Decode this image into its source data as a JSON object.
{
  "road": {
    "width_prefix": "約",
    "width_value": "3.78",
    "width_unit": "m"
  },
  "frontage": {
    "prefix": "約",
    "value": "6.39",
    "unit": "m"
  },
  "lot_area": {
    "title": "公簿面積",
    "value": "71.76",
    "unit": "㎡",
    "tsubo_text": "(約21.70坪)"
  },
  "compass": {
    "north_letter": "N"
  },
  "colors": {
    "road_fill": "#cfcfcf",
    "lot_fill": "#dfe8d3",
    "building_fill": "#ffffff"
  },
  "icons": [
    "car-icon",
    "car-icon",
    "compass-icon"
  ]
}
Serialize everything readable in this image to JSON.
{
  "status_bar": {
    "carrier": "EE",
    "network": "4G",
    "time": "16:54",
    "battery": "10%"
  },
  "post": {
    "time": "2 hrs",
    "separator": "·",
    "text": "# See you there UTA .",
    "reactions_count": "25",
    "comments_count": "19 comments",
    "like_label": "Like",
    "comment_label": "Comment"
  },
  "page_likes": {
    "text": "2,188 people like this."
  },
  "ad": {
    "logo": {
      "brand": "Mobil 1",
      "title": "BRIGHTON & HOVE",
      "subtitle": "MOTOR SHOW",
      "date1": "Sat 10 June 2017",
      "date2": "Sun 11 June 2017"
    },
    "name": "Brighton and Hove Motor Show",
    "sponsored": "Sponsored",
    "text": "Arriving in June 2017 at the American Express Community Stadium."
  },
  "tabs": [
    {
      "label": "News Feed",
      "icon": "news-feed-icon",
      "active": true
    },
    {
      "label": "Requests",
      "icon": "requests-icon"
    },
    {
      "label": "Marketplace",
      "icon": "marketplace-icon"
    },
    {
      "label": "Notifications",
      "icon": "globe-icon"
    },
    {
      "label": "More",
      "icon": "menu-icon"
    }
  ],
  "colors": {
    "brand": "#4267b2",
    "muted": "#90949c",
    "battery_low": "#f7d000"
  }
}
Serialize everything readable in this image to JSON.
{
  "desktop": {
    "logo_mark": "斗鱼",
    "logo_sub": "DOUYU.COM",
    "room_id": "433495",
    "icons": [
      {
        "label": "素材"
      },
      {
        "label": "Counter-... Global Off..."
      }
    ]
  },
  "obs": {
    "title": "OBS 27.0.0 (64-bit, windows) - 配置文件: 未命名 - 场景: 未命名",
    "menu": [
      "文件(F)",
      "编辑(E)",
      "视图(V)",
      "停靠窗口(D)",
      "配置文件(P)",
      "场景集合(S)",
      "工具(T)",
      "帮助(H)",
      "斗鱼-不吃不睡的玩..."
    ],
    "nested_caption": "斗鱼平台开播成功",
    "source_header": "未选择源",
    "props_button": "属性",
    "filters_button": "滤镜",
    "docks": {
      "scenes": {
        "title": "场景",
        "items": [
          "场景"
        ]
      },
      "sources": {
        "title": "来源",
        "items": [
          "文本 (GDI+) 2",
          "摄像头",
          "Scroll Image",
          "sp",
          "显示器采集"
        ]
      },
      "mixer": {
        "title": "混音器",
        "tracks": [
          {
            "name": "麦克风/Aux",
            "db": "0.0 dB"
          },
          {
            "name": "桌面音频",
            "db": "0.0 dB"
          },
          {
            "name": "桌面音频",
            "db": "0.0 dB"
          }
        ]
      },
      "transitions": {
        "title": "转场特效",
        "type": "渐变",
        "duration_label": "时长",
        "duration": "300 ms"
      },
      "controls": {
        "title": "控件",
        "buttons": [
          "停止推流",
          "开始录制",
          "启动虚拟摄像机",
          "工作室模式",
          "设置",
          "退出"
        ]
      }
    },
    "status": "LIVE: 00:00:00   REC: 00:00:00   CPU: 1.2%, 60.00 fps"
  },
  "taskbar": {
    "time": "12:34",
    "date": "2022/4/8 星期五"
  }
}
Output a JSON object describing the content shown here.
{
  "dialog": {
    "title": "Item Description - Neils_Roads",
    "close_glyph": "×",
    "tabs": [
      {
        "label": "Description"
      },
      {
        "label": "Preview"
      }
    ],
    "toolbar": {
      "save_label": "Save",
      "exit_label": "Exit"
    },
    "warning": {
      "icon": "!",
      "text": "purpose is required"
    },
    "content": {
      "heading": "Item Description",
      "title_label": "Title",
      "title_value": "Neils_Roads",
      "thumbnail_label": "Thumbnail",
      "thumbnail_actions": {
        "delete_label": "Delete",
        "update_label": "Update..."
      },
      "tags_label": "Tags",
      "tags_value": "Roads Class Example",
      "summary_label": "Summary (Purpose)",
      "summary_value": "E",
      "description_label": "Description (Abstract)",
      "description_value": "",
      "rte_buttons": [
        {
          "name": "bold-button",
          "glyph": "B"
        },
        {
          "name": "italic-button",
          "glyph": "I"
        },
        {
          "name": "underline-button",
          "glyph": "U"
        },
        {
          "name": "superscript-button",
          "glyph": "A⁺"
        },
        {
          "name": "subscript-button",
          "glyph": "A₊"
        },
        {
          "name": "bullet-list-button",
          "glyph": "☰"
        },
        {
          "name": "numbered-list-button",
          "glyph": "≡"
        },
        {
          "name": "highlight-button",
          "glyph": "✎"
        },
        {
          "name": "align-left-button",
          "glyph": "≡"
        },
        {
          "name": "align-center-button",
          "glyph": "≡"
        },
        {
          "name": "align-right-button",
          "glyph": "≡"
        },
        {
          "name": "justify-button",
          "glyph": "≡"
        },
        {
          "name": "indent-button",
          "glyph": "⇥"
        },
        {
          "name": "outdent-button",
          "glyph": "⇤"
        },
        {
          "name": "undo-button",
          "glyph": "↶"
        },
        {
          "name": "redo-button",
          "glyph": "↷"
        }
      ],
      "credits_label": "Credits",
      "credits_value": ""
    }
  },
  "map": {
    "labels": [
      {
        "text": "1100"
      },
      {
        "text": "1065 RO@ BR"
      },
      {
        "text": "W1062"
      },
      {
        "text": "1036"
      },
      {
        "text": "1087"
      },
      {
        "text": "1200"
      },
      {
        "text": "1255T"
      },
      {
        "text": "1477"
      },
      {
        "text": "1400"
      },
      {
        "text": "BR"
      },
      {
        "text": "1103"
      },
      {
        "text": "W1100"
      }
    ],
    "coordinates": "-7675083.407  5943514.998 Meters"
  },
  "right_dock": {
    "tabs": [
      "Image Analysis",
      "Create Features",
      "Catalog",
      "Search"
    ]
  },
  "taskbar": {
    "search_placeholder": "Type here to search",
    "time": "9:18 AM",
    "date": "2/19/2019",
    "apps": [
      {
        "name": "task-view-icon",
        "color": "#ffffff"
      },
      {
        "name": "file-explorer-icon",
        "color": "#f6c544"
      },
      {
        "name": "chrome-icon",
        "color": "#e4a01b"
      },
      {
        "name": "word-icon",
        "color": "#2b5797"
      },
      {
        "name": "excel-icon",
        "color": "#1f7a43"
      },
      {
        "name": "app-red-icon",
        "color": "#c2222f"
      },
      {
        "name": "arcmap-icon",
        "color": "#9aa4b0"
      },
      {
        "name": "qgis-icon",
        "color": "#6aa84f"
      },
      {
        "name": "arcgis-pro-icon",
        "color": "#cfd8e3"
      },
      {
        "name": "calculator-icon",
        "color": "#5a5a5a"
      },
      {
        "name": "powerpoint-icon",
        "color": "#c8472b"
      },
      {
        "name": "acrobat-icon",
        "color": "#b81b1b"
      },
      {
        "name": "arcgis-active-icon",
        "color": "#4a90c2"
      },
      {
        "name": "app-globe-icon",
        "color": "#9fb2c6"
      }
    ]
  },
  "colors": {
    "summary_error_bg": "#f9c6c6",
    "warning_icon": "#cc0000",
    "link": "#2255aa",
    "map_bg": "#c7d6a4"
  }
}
______
▶ **Exercise directions**: Your task is to reproduce all of the records exactly.

▶ **Result for this exercise**:
Decode this image into its source data as a JSON object.
{
  "road": {
    "width_prefix": "約",
    "width_value": "3.78",
    "width_unit": "m"
  },
  "frontage": {
    "prefix": "約",
    "value": "6.39",
    "unit": "m"
  },
  "lot_area": {
    "title": "公簿面積",
    "value": "71.76",
    "unit": "㎡",
    "tsubo_text": "(約21.70坪)"
  },
  "compass": {
    "north_letter": "N"
  },
  "colors": {
    "road_fill": "#cfcfcf",
    "lot_fill": "#dfe8d3",
    "building_fill": "#ffffff"
  },
  "icons": [
    "car-icon",
    "car-icon",
    "compass-icon"
  ]
}
Serialize everything readable in this image to JSON.
{
  "status_bar": {
    "carrier": "EE",
    "network": "4G",
    "time": "16:54",
    "battery": "10%"
  },
  "post": {
    "time": "2 hrs",
    "separator": "·",
    "text": "# See you there UTA .",
    "reactions_count": "25",
    "comments_count": "19 comments",
    "like_label": "Like",
    "comment_label": "Comment"
  },
  "page_likes": {
    "text": "2,188 people like this."
  },
  "ad": {
    "logo": {
      "brand": "Mobil 1",
      "title": "BRIGHTON & HOVE",
      "subtitle": "MOTOR SHOW",
      "date1": "Sat 10 June 2017",
      "date2": "Sun 11 June 2017"
    },
    "name": "Brighton and Hove Motor Show",
    "sponsored": "Sponsored",
    "text": "Arriving in June 2017 at the American Express Community Stadium."
  },
  "tabs": [
    {
      "label": "News Feed",
      "icon": "news-feed-icon",
      "active": true
    },
    {
      "label": "Requests",
      "icon": "requests-icon"
    },
    {
      "label": "Marketplace",
      "icon": "marketplace-icon"
    },
    {
      "label": "Notifications",
      "icon": "globe-icon"
    },
    {
      "label": "More",
      "icon": "menu-icon"
    }
  ],
  "colors": {
    "brand": "#4267b2",
    "muted": "#90949c",
    "battery_low": "#f7d000"
  }
}
Serialize everything readable in this image to JSON.
{
  "desktop": {
    "logo_mark": "斗鱼",
    "logo_sub": "DOUYU.COM",
    "room_id": "433495",
    "icons": [
      {
        "label": "素材"
      },
      {
        "label": "Counter-... Global Off..."
      }
    ]
  },
  "obs": {
    "title": "OBS 27.0.0 (64-bit, windows) - 配置文件: 未命名 - 场景: 未命名",
    "menu": [
      "文件(F)",
      "编辑(E)",
      "视图(V)",
      "停靠窗口(D)",
      "配置文件(P)",
      "场景集合(S)",
      "工具(T)",
      "帮助(H)",
      "斗鱼-不吃不睡的玩..."
    ],
    "nested_caption": "斗鱼平台开播成功",
    "source_header": "未选择源",
    "props_button": "属性",
    "filters_button": "滤镜",
    "docks": {
      "scenes": {
        "title": "场景",
        "items": [
          "场景"
        ]
      },
      "sources": {
        "title": "来源",
        "items": [
          "文本 (GDI+) 2",
          "摄像头",
          "Scroll Image",
          "sp",
          "显示器采集"
        ]
      },
      "mixer": {
        "title": "混音器",
        "tracks": [
          {
            "name": "麦克风/Aux",
            "db": "0.0 dB"
          },
          {
            "name": "桌面音频",
            "db": "0.0 dB"
          },
          {
            "name": "桌面音频",
            "db": "0.0 dB"
          }
        ]
      },
      "transitions": {
        "title": "转场特效",
        "type": "渐变",
        "duration_label": "时长",
        "duration": "300 ms"
      },
      "controls": {
        "title": "控件",
        "buttons": [
          "停止推流",
          "开始录制",
          "启动虚拟摄像机",
          "工作室模式",
          "设置",
          "退出"
        ]
      }
    },
    "status": "LIVE: 00:00:00   REC: 00:00:00   CPU: 1.2%, 60.00 fps"
  },
  "taskbar": {
    "time": "12:34",
    "date": "2022/4/8 星期五"
  }
}
Output a JSON object describing the content shown here.
{
  "dialog": {
    "title": "Item Description - Neils_Roads",
    "close_glyph": "×",
    "tabs": [
      {
        "label": "Description"
      },
      {
        "label": "Preview"
      }
    ],
    "toolbar": {
      "save_label": "Save",
      "exit_label": "Exit"
    },
    "warning": {
      "icon": "!",
      "text": "purpose is required"
    },
    "content": {
      "heading": "Item Description",
      "title_label": "Title",
      "title_value": "Neils_Roads",
      "thumbnail_label": "Thumbnail",
      "thumbnail_actions": {
        "delete_label": "Delete",
        "update_label": "Update..."
      },
      "tags_label": "Tags",
      "tags_value": "Roads Class Example",
      "summary_label": "Summary (Purpose)",
      "summary_value": "E",
      "description_label": "Description (Abstract)",
      "description_value": "",
      "rte_buttons": [
        {
          "name": "bold-button",
          "glyph": "B"
        },
        {
          "name": "italic-button",
          "glyph": "I"
        },
        {
          "name": "underline-button",
          "glyph": "U"
        },
        {
          "name": "superscript-button",
          "glyph": "A⁺"
        },
        {
          "name": "subscript-button",
          "glyph": "A₊"
        },
        {
          "name": "bullet-list-button",
          "glyph": "☰"
        },
        {
          "name": "numbered-list-button",
          "glyph": "≡"
        },
        {
          "name": "highlight-button",
          "glyph": "✎"
        },
        {
          "name": "align-left-button",
          "glyph": "≡"
        },
        {
          "name": "align-center-button",
          "glyph": "≡"
        },
        {
          "name": "align-right-button",
          "glyph": "≡"
        },
        {
          "name": "justify-button",
          "glyph": "≡"
        },
        {
          "name": "indent-button",
          "glyph": "⇥"
        },
        {
          "name": "outdent-button",
          "glyph": "⇤"
        },
        {
          "name": "undo-button",
          "glyph": "↶"
        },
        {
          "name": "redo-button",
          "glyph": "↷"
        }
      ],
      "credits_label": "Credits",
      "credits_value": ""
    }
  },
  "map": {
    "labels": [
      {
        "text": "1100"
      },
      {
        "text": "1065 RO@ BR"
      },
      {
        "text": "W1062"
      },
      {
        "text": "1036"
      },
      {
        "text": "1087"
      },
      {
        "text": "1200"
      },
      {
        "text": "1255T"
      },
      {
        "text": "1477"
      },
      {
        "text": "1400"
      },
      {
        "text": "BR"
      },
      {
        "text": "1103"
      },
      {
        "text": "W1100"
      }
    ],
    "coordinates": "-7675083.407  5943514.998 Meters"
  },
  "right_dock": {
    "tabs": [
      "Image Analysis",
      "Create Features",
      "Catalog",
      "Search"
    ]
  },
  "taskbar": {
    "search_placeholder": "Type here to search",
    "time": "9:18 AM",
    "date": "2/19/2019",
    "apps": [
      {
        "name": "task-view-icon",
        "color": "#ffffff"
      },
      {
        "name": "file-explorer-icon",
        "color": "#f6c544"
      },
      {
        "name": "chrome-icon",
        "color": "#e4a01b"
      },
      {
        "name": "word-icon",
        "color": "#2b5797"
      },
      {
        "name": "excel-icon",
        "color": "#1f7a43"
      },
      {
        "name": "app-red-icon",
        "color": "#c2222f"
      },
      {
        "name": "arcmap-icon",
        "color": "#9aa4b0"
      },
      {
        "name": "qgis-icon",
        "color": "#6aa84f"
      },
      {
        "name": "arcgis-pro-icon",
        "color": "#cfd8e3"
      },
      {
        "name": "calculator-icon",
        "color": "#5a5a5a"
      },
      {
        "name": "powerpoint-icon",
        "color": "#c8472b"
      },
      {
        "name": "acrobat-icon",
        "color": "#b81b1b"
      },
      {
        "name": "arcgis-active-icon",
        "color": "#4a90c2"
      },
      {
        "name": "app-globe-icon",
        "color": "#9fb2c6"
      }
    ]
  },
  "colors": {
    "summary_error_bg": "#f9c6c6",
    "warning_icon": "#cc0000",
    "link": "#2255aa",
    "map_bg": "#c7d6a4"
  }
}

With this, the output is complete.